• **Task instructions**: Please give only the lines of the records below from the one containing "table-cell <box>89 1236 263 1346</box>" through the one containing "dialog-title: Añadir PBR", swapping "Todas las direcciones IP" for "Cualquier dirección IP" and leaving everything else unchanged.

• **Supplied records**:
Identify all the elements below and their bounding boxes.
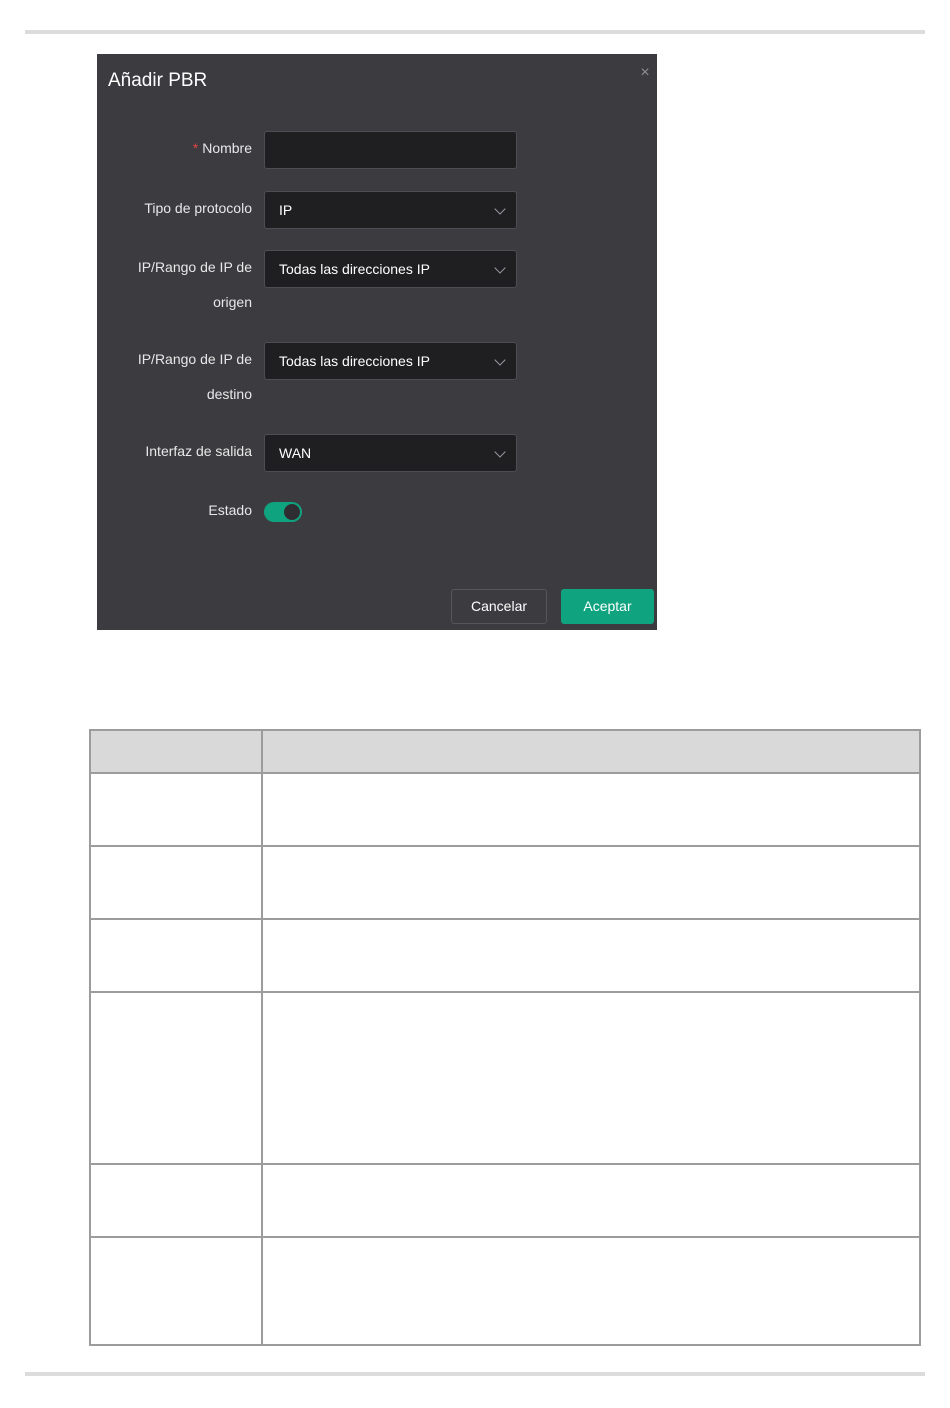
table-cell <box>89 1236 263 1346</box>
dest-ip-select[interactable]: Todas las direcciones IP <box>264 342 517 380</box>
table-row <box>89 845 921 920</box>
status-toggle[interactable] <box>264 502 302 522</box>
table-cell <box>261 1236 921 1346</box>
top-divider <box>25 30 925 34</box>
chevron-down-icon <box>494 203 506 215</box>
source-ip-select[interactable]: Todas las direcciones IP <box>264 250 517 288</box>
table-row <box>89 772 921 847</box>
accept-button[interactable]: Aceptar <box>561 589 654 624</box>
table-cell <box>261 991 921 1165</box>
dialog-title: Añadir PBR <box>108 70 208 91</box>
add-pbr-dialog: Añadir PBR × * Nombre Tipo de protocolo I… <box>97 54 657 630</box>
chevron-down-icon <box>494 354 506 366</box>
protocol-value: IP <box>279 202 293 218</box>
table-header-cell <box>89 729 263 774</box>
chevron-down-icon <box>494 446 506 458</box>
description-table <box>89 729 921 1346</box>
protocol-select[interactable]: IP <box>264 191 517 229</box>
name-label: * Nombre <box>192 140 252 156</box>
table-cell <box>261 1163 921 1238</box>
table-cell <box>89 845 263 920</box>
bottom-divider <box>25 1372 925 1376</box>
name-input[interactable] <box>264 131 517 169</box>
table-row <box>89 1163 921 1238</box>
close-icon[interactable]: × <box>637 65 653 81</box>
table-row <box>89 1236 921 1346</box>
status-label: Estado <box>208 502 252 518</box>
cancel-button[interactable]: Cancelar <box>451 589 547 624</box>
dest-ip-value: Todas las direcciones IP <box>279 353 430 369</box>
toggle-knob <box>284 504 300 520</box>
egress-value: WAN <box>279 445 312 461</box>
source-ip-value: Todas las direcciones IP <box>279 261 430 277</box>
required-mark: * <box>192 140 199 156</box>
table-cell <box>89 991 263 1165</box>
table-cell <box>89 772 263 847</box>
table-row <box>89 918 921 993</box>
egress-select[interactable]: WAN <box>264 434 517 472</box>
protocol-label: Tipo de protocolo <box>144 200 252 216</box>
table-cell <box>89 918 263 993</box>
table-cell <box>261 772 921 847</box>
table-header-cell <box>261 729 921 774</box>
egress-label: Interfaz de salida <box>145 443 252 459</box>
source-ip-label-line1: IP/Rango de IP de <box>137 259 252 275</box>
table-cell <box>261 918 921 993</box>
table-cell <box>89 1163 263 1238</box>
source-ip-label-line2: origen <box>213 294 252 310</box>
table-cell <box>261 845 921 920</box>
chevron-down-icon <box>494 262 506 274</box>
dest-ip-label-line2: destino <box>206 386 252 402</box>
dest-ip-label-line1: IP/Rango de IP de <box>137 351 252 367</box>
table-header-row <box>89 729 921 774</box>
table-row <box>89 991 921 1165</box>
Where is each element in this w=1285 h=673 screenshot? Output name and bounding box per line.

• **Solved problem**:
table-cell <box>89 1236 263 1346</box>
dest-ip-select[interactable]: Cualquier dirección IP <box>264 342 517 380</box>
table-row <box>89 845 921 920</box>
status-toggle[interactable] <box>264 502 302 522</box>
table-cell <box>261 1236 921 1346</box>
top-divider <box>25 30 925 34</box>
chevron-down-icon <box>494 203 506 215</box>
source-ip-select[interactable]: Cualquier dirección IP <box>264 250 517 288</box>
table-row <box>89 772 921 847</box>
accept-button[interactable]: Aceptar <box>561 589 654 624</box>
table-cell <box>261 991 921 1165</box>
dialog-title: Añadir PBR <box>108 70 208 91</box>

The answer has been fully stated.